__GOAL OF THE EXERCISE__:
Determine how many lines include the string "Amount". Output that number only.

__TASK INPUTS__:
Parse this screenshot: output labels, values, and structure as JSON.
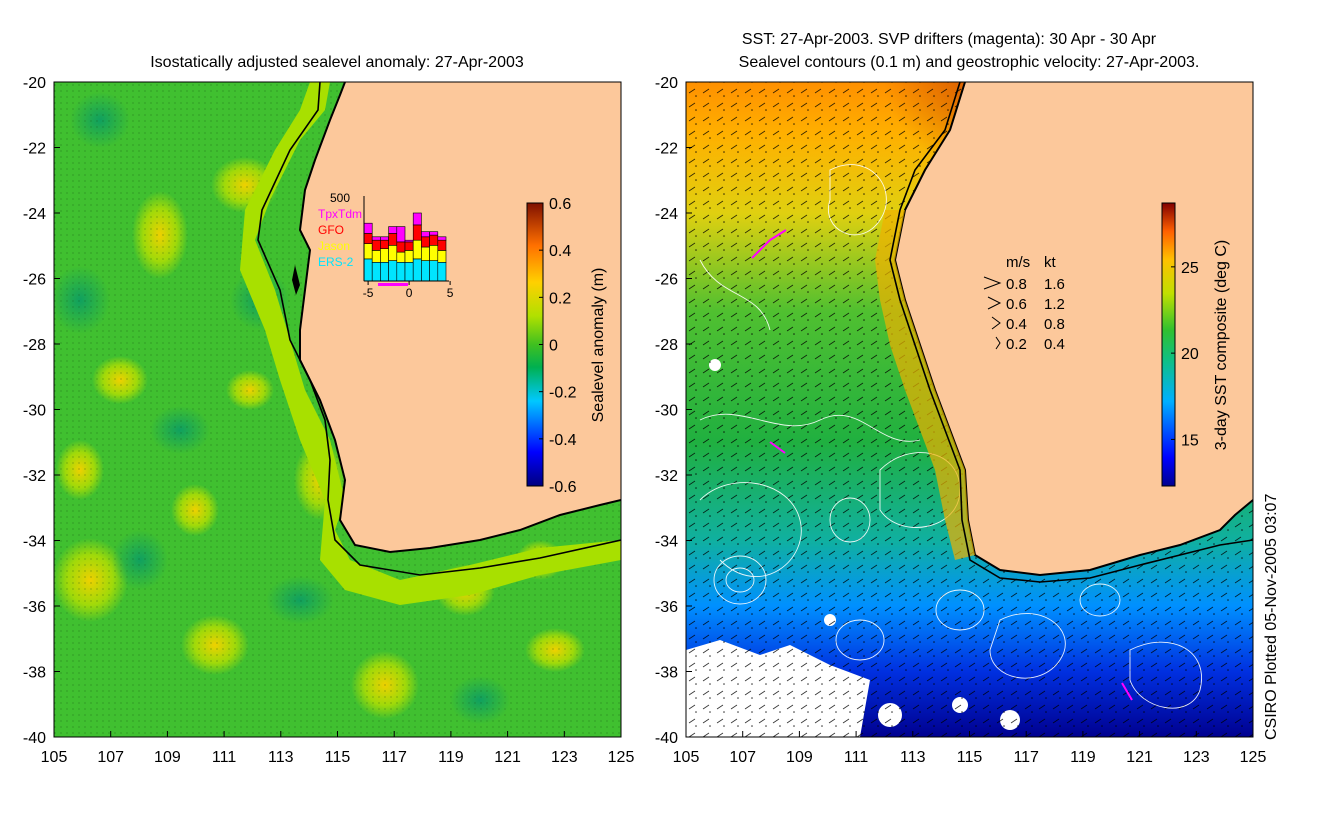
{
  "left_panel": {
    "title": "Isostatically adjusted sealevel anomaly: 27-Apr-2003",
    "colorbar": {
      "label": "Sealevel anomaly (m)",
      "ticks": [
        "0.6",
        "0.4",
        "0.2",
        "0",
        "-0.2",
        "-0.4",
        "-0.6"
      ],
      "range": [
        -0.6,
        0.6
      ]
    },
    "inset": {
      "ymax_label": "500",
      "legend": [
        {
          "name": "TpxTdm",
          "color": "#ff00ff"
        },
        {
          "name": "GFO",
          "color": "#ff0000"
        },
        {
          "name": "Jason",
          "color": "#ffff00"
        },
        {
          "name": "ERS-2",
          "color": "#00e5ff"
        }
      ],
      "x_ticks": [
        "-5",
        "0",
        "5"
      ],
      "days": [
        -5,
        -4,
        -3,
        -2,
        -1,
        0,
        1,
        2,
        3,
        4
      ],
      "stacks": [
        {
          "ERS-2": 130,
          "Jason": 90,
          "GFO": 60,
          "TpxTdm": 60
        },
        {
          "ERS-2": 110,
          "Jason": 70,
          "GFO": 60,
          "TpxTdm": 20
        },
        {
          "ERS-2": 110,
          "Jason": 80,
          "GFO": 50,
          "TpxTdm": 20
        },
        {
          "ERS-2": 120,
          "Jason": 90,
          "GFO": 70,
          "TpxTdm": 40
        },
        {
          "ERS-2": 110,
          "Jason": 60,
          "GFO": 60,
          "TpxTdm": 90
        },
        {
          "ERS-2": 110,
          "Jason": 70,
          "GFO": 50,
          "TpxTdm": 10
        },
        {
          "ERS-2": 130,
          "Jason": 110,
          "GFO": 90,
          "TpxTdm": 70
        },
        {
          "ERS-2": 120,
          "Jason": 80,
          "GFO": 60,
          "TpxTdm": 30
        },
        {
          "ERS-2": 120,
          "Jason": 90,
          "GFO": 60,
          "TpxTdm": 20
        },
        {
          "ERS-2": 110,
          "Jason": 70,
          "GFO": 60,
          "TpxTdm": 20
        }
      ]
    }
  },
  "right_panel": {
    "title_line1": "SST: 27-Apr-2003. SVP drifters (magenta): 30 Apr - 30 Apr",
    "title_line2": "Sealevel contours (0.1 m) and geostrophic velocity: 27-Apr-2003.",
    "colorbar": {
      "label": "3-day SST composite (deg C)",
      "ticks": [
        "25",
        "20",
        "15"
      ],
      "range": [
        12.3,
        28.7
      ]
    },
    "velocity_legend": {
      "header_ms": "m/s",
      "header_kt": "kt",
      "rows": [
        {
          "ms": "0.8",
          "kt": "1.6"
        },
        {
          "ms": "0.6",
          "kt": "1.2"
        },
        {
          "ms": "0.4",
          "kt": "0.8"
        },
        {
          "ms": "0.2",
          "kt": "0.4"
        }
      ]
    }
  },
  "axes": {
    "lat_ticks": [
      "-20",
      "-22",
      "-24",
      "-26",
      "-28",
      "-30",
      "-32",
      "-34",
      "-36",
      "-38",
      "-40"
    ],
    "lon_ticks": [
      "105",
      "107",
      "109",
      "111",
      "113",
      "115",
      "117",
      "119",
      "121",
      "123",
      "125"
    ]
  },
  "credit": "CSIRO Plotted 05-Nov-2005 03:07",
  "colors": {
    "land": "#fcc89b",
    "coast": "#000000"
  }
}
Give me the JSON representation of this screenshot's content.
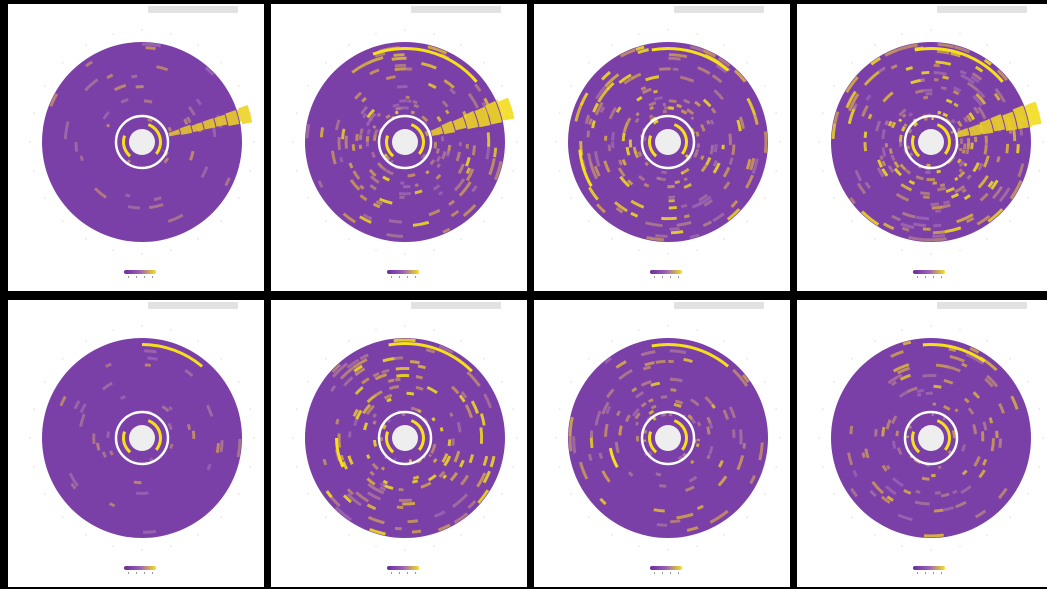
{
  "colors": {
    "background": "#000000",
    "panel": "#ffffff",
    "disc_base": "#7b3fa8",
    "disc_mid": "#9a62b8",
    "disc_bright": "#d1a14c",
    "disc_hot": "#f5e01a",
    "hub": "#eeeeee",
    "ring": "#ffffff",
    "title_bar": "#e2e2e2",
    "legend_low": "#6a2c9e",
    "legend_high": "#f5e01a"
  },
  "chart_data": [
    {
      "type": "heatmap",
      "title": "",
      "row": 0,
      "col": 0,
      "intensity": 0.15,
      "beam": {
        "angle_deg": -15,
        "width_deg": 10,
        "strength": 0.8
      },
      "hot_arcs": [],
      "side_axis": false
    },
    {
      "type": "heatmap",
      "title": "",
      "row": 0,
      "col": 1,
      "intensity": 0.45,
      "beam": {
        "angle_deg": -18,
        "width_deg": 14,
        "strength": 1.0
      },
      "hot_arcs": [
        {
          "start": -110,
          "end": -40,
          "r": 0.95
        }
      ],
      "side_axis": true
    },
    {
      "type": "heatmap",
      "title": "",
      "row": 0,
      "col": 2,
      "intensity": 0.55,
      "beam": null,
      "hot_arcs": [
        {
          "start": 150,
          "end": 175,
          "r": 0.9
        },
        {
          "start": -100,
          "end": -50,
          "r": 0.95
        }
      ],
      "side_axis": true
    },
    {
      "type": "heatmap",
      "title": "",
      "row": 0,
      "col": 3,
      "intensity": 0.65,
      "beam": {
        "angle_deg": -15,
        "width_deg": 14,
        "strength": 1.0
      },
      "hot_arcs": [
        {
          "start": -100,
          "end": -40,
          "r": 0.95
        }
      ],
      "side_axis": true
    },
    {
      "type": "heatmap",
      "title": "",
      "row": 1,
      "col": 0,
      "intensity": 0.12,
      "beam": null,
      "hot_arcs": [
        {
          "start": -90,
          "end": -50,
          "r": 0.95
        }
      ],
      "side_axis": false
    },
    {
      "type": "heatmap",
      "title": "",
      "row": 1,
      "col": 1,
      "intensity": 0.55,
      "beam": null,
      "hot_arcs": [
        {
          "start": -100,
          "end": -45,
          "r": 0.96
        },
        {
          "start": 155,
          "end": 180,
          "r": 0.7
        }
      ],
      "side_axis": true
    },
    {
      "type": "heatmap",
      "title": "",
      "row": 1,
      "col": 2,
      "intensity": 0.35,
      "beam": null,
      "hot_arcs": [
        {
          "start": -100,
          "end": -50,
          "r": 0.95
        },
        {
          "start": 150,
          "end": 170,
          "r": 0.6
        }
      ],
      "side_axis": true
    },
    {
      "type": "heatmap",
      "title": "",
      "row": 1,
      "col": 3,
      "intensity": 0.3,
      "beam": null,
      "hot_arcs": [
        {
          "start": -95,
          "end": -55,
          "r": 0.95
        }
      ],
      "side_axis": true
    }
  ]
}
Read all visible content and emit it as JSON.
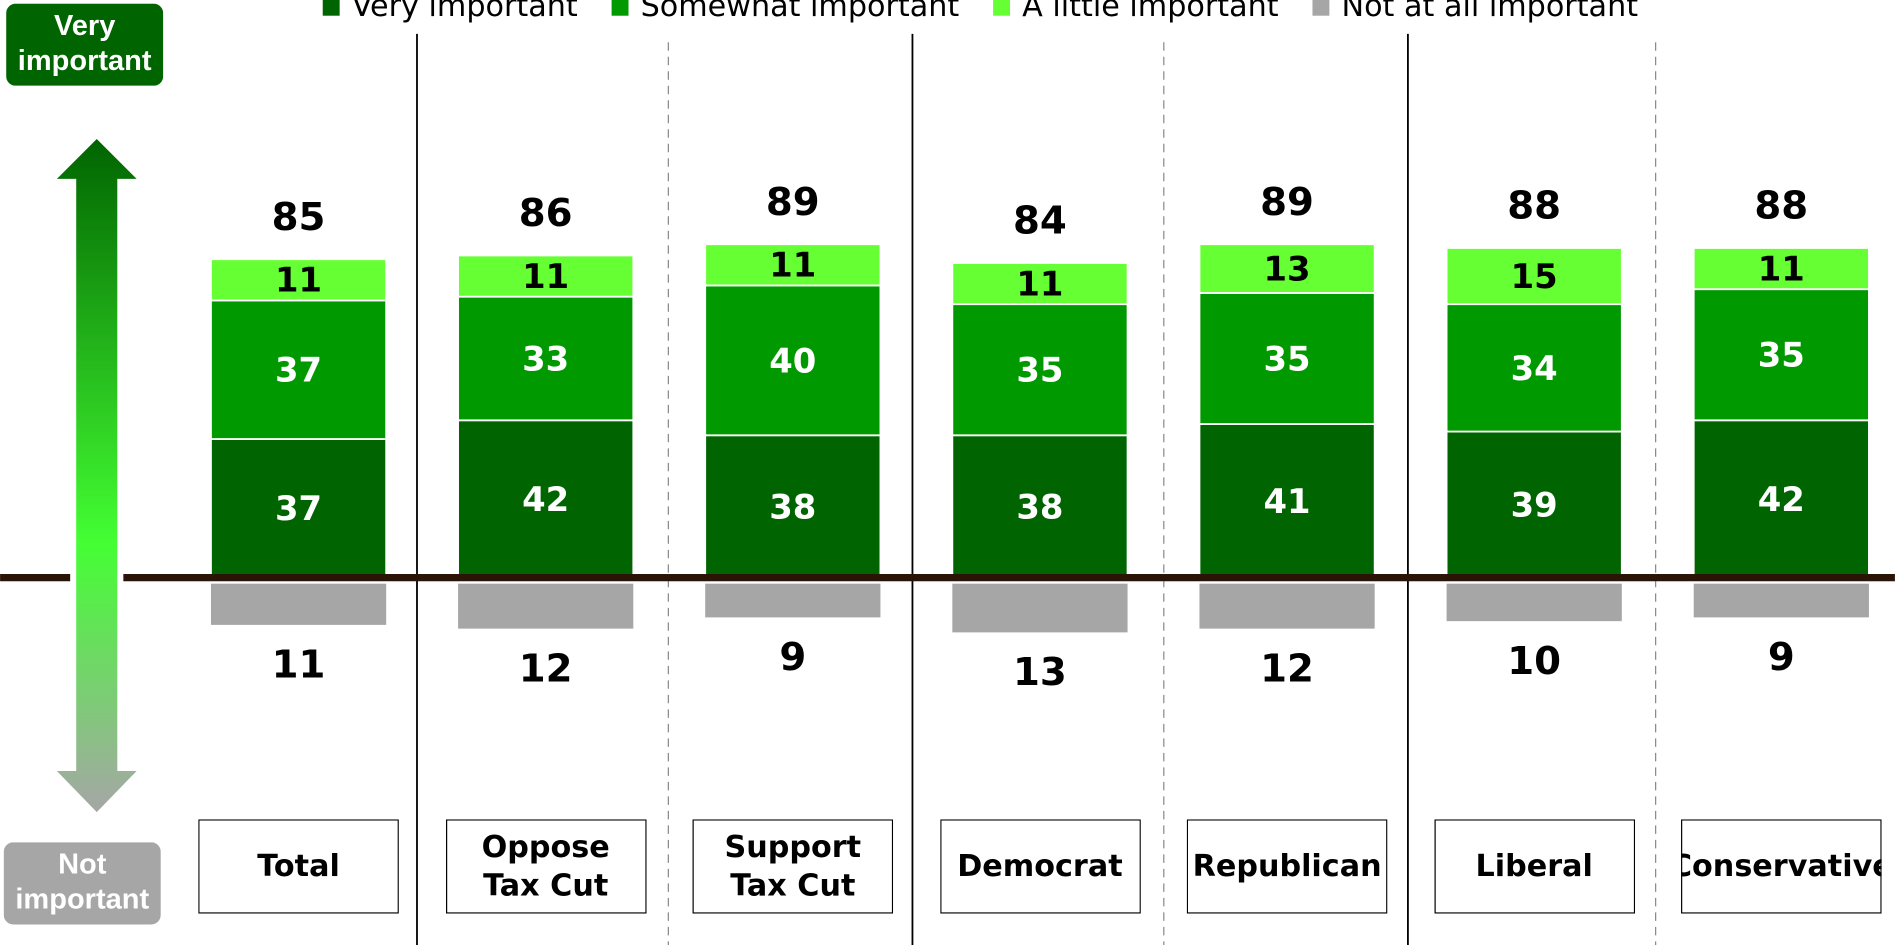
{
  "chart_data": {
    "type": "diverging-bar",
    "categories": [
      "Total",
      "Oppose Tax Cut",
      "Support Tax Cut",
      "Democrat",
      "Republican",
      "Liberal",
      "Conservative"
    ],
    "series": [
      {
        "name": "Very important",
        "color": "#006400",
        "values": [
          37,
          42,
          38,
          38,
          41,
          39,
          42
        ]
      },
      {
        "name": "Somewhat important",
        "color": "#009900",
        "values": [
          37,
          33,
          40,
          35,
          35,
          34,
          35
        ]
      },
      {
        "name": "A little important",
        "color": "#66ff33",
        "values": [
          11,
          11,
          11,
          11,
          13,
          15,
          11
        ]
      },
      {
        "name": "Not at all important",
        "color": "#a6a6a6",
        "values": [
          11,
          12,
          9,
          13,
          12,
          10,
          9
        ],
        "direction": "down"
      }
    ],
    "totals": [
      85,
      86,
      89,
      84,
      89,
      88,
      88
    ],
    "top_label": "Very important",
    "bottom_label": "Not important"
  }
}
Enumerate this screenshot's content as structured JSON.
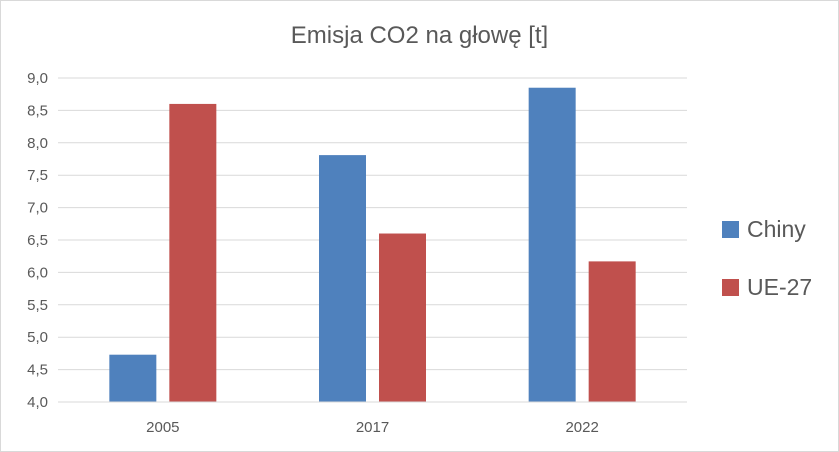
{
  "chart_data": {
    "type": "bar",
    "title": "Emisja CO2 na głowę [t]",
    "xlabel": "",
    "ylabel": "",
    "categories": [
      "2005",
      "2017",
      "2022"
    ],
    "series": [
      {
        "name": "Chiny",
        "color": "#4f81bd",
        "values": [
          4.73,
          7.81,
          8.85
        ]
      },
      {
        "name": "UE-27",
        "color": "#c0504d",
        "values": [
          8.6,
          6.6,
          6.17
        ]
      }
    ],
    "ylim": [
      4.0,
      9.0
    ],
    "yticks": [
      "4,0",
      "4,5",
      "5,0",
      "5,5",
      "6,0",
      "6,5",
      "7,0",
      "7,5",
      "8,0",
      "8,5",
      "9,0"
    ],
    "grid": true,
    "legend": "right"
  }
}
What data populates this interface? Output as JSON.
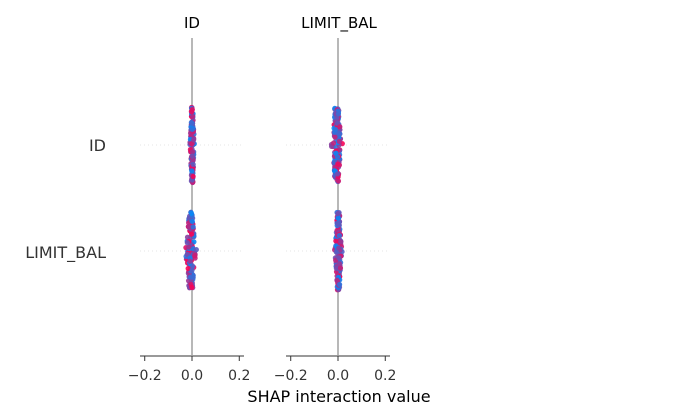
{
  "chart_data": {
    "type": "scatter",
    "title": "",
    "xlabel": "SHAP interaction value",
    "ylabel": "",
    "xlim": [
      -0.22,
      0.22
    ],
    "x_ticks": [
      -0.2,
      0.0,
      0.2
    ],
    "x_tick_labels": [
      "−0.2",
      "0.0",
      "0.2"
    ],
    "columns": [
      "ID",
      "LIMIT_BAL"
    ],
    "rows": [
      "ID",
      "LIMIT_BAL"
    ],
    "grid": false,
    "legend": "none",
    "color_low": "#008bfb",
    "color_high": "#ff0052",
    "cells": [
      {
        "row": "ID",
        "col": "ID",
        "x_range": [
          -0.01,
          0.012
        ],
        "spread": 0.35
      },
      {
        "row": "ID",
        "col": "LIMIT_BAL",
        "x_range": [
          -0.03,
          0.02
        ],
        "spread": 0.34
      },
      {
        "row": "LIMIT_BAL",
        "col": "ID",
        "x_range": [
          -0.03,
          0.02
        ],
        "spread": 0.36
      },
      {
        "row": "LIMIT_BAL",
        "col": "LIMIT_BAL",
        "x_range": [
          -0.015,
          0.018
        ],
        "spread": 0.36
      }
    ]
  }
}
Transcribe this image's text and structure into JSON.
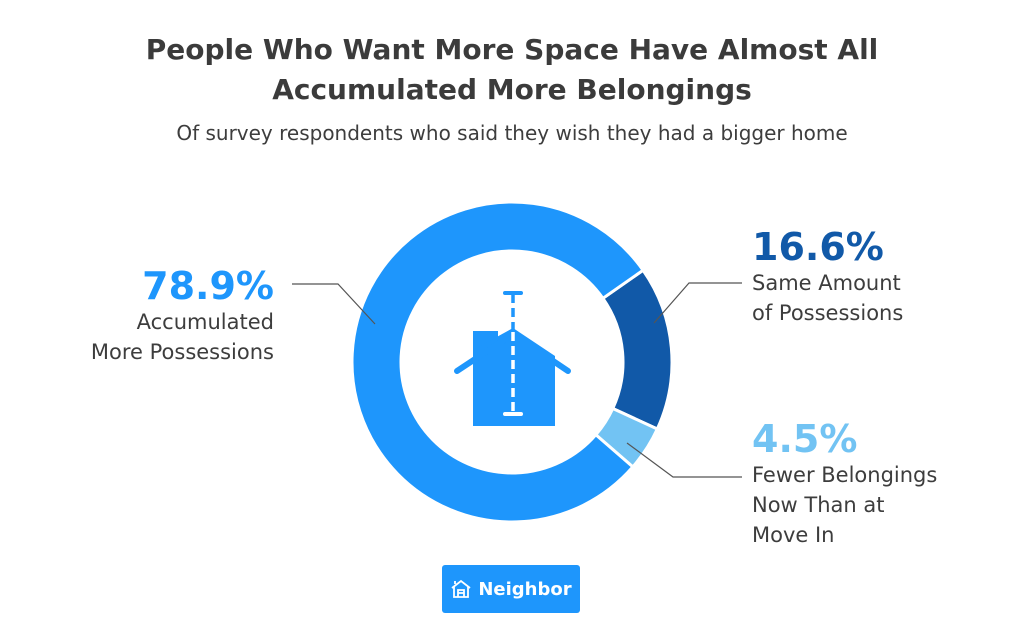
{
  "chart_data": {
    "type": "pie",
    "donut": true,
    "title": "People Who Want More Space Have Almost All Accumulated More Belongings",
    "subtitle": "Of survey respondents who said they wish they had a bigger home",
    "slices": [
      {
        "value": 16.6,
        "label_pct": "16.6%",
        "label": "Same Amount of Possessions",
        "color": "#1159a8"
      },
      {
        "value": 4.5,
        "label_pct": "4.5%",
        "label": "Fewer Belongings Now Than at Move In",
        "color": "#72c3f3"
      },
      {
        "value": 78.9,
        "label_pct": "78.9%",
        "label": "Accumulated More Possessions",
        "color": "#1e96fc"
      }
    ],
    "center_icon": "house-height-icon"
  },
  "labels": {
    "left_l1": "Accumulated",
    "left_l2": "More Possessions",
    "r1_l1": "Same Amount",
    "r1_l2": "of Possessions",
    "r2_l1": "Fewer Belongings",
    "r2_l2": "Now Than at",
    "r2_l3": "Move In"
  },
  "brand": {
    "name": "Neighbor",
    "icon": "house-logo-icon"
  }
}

__RESPONSE TO THIS EXERCISE__:
2